- _EXERCISE GOAL_
Repeat every entry word for word, but leave the images out of your copy.

[A run of records]
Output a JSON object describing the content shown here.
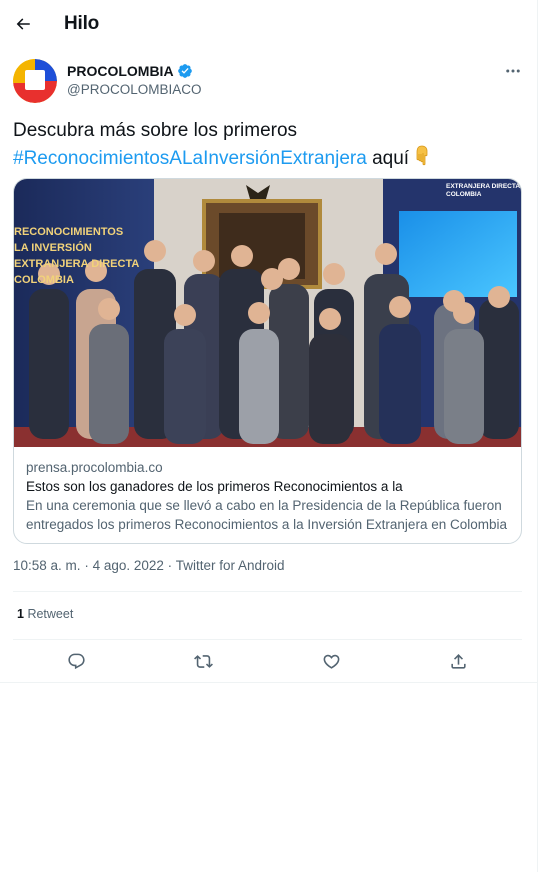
{
  "header": {
    "title": "Hilo"
  },
  "author": {
    "name": "PROCOLOMBIA",
    "handle": "@PROCOLOMBIACO",
    "verified": true
  },
  "tweet": {
    "text_before": "Descubra más sobre los primeros",
    "hashtag": "#ReconocimientosALaInversiónExtranjera",
    "text_after": "aquí"
  },
  "card": {
    "domain": "prensa.procolombia.co",
    "title": "Estos son los ganadores de los primeros Reconocimientos a la",
    "description": "En una ceremonia que se llevó a cabo en la Presidencia de la República fueron entregados los primeros Reconocimientos a la Inversión Extranjera en Colombia",
    "image_text": {
      "left_lines": [
        "RECONOCIMIENTOS",
        "LA INVERSIÓN",
        "EXTRANJERA DIRECTA",
        "COLOMBIA"
      ],
      "right_lines": [
        "EXTRANJERA DIRECTA",
        "COLOMBIA"
      ]
    }
  },
  "meta": {
    "time": "10:58 a. m.",
    "separator": "·",
    "date": "4 ago. 2022",
    "source": "Twitter for Android"
  },
  "stats": {
    "retweets_count": "1",
    "retweets_label": "Retweet"
  },
  "actions": [
    "reply-icon",
    "retweet-icon",
    "like-icon",
    "share-icon"
  ],
  "colors": {
    "accent": "#1d9bf0",
    "text": "#0f1419",
    "secondary": "#536471",
    "border": "#cfd9de"
  }
}
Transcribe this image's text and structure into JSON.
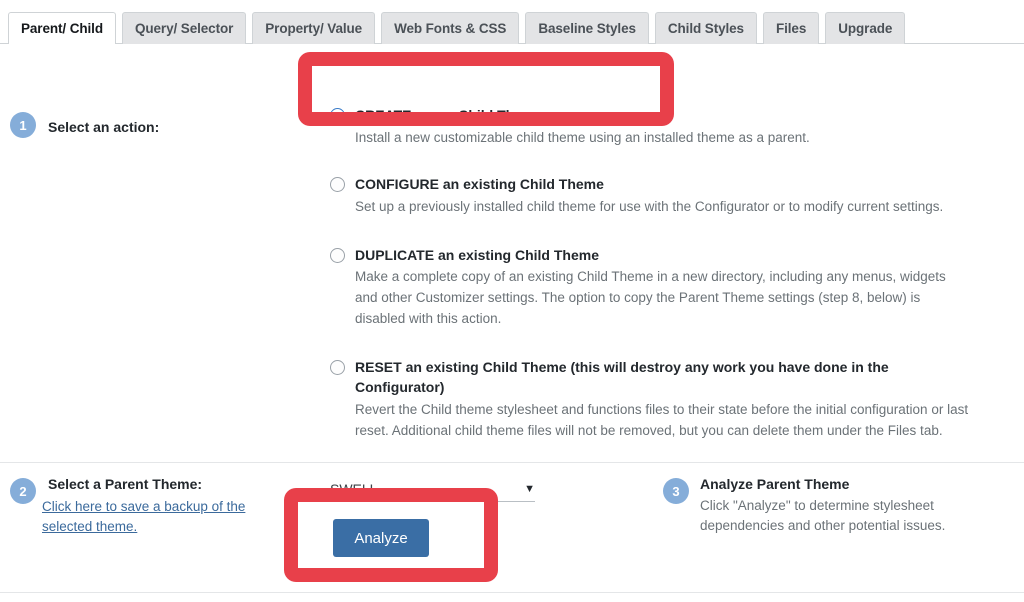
{
  "tabs": [
    {
      "label": "Parent/ Child",
      "active": true
    },
    {
      "label": "Query/ Selector",
      "active": false
    },
    {
      "label": "Property/ Value",
      "active": false
    },
    {
      "label": "Web Fonts & CSS",
      "active": false
    },
    {
      "label": "Baseline Styles",
      "active": false
    },
    {
      "label": "Child Styles",
      "active": false
    },
    {
      "label": "Files",
      "active": false
    },
    {
      "label": "Upgrade",
      "active": false
    }
  ],
  "step1": {
    "number": "1",
    "label": "Select an action:",
    "options": [
      {
        "title": "CREATE a new Child Theme",
        "description": "Install a new customizable child theme using an installed theme as a parent.",
        "selected": true
      },
      {
        "title": "CONFIGURE an existing Child Theme",
        "description": "Set up a previously installed child theme for use with the Configurator or to modify current settings.",
        "selected": false
      },
      {
        "title": "DUPLICATE an existing Child Theme",
        "description": "Make a complete copy of an existing Child Theme in a new directory, including any menus, widgets and other Customizer settings. The option to copy the Parent Theme settings (step 8, below) is disabled with this action.",
        "selected": false
      },
      {
        "title": "RESET an existing Child Theme (this will destroy any work you have done in the Configurator)",
        "description": "Revert the Child theme stylesheet and functions files to their state before the initial configuration or last reset. Additional child theme files will not be removed, but you can delete them under the Files tab.",
        "selected": false
      }
    ]
  },
  "step2": {
    "number": "2",
    "label": "Select a Parent Theme:",
    "backup_link": "Click here to save a backup of the selected theme.",
    "parent_theme_value": "SWELL",
    "caret_icon": "chevron-down-icon",
    "analyze_button": "Analyze"
  },
  "step3": {
    "number": "3",
    "label": "Analyze Parent Theme",
    "description": "Click \"Analyze\" to determine stylesheet dependencies and other potential issues."
  },
  "annotations": {
    "highlight_color": "#e8404a",
    "boxes": [
      {
        "name": "create-option-highlight"
      },
      {
        "name": "analyze-button-highlight"
      }
    ]
  },
  "colors": {
    "accent_blue": "#3a6ea5",
    "badge_blue": "#85add9",
    "radio_blue": "#2b6cb8",
    "link_blue": "#3b6a9c",
    "highlight_red": "#e8404a"
  }
}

- _EXERCISE SOLUTION_
Output a JSON object describing the content shown here.
{
  "header": {
    "title": "Hilo"
  },
  "author": {
    "name": "PROCOLOMBIA",
    "handle": "@PROCOLOMBIACO",
    "verified": true
  },
  "tweet": {
    "text_before": "Descubra más sobre los primeros",
    "hashtag": "#ReconocimientosALaInversiónExtranjera",
    "text_after": "aquí"
  },
  "card": {
    "domain": "prensa.procolombia.co",
    "title": "Estos son los ganadores de los primeros Reconocimientos a la",
    "description": "En una ceremonia que se llevó a cabo en la Presidencia de la República fueron entregados los primeros Reconocimientos a la Inversión Extranjera en Colombia",
    "image_text": {
      "left_lines": [
        "RECONOCIMIENTOS",
        "LA INVERSIÓN",
        "EXTRANJERA DIRECTA",
        "COLOMBIA"
      ],
      "right_lines": [
        "EXTRANJERA DIRECTA",
        "COLOMBIA"
      ]
    }
  },
  "meta": {
    "time": "10:58 a. m.",
    "separator": "·",
    "date": "4 ago. 2022",
    "source": "Twitter for Android"
  },
  "stats": {
    "retweets_count": "1",
    "retweets_label": "Retweet"
  },
  "actions": [
    "reply-icon",
    "retweet-icon",
    "like-icon",
    "share-icon"
  ],
  "colors": {
    "accent": "#1d9bf0",
    "text": "#0f1419",
    "secondary": "#536471",
    "border": "#cfd9de"
  }
}
Transcribe this image's text and structure into JSON.
{
  "tabs": [
    {
      "label": "Parent/ Child",
      "active": true
    },
    {
      "label": "Query/ Selector",
      "active": false
    },
    {
      "label": "Property/ Value",
      "active": false
    },
    {
      "label": "Web Fonts & CSS",
      "active": false
    },
    {
      "label": "Baseline Styles",
      "active": false
    },
    {
      "label": "Child Styles",
      "active": false
    },
    {
      "label": "Files",
      "active": false
    },
    {
      "label": "Upgrade",
      "active": false
    }
  ],
  "step1": {
    "number": "1",
    "label": "Select an action:",
    "options": [
      {
        "title": "CREATE a new Child Theme",
        "description": "Install a new customizable child theme using an installed theme as a parent.",
        "selected": true
      },
      {
        "title": "CONFIGURE an existing Child Theme",
        "description": "Set up a previously installed child theme for use with the Configurator or to modify current settings.",
        "selected": false
      },
      {
        "title": "DUPLICATE an existing Child Theme",
        "description": "Make a complete copy of an existing Child Theme in a new directory, including any menus, widgets and other Customizer settings. The option to copy the Parent Theme settings (step 8, below) is disabled with this action.",
        "selected": false
      },
      {
        "title": "RESET an existing Child Theme (this will destroy any work you have done in the Configurator)",
        "description": "Revert the Child theme stylesheet and functions files to their state before the initial configuration or last reset. Additional child theme files will not be removed, but you can delete them under the Files tab.",
        "selected": false
      }
    ]
  },
  "step2": {
    "number": "2",
    "label": "Select a Parent Theme:",
    "backup_link": "Click here to save a backup of the selected theme.",
    "parent_theme_value": "SWELL",
    "caret_icon": "chevron-down-icon",
    "analyze_button": "Analyze"
  },
  "step3": {
    "number": "3",
    "label": "Analyze Parent Theme",
    "description": "Click \"Analyze\" to determine stylesheet dependencies and other potential issues."
  },
  "annotations": {
    "highlight_color": "#e8404a",
    "boxes": [
      {
        "name": "create-option-highlight"
      },
      {
        "name": "analyze-button-highlight"
      }
    ]
  },
  "colors": {
    "accent_blue": "#3a6ea5",
    "badge_blue": "#85add9",
    "radio_blue": "#2b6cb8",
    "link_blue": "#3b6a9c",
    "highlight_red": "#e8404a"
  }
}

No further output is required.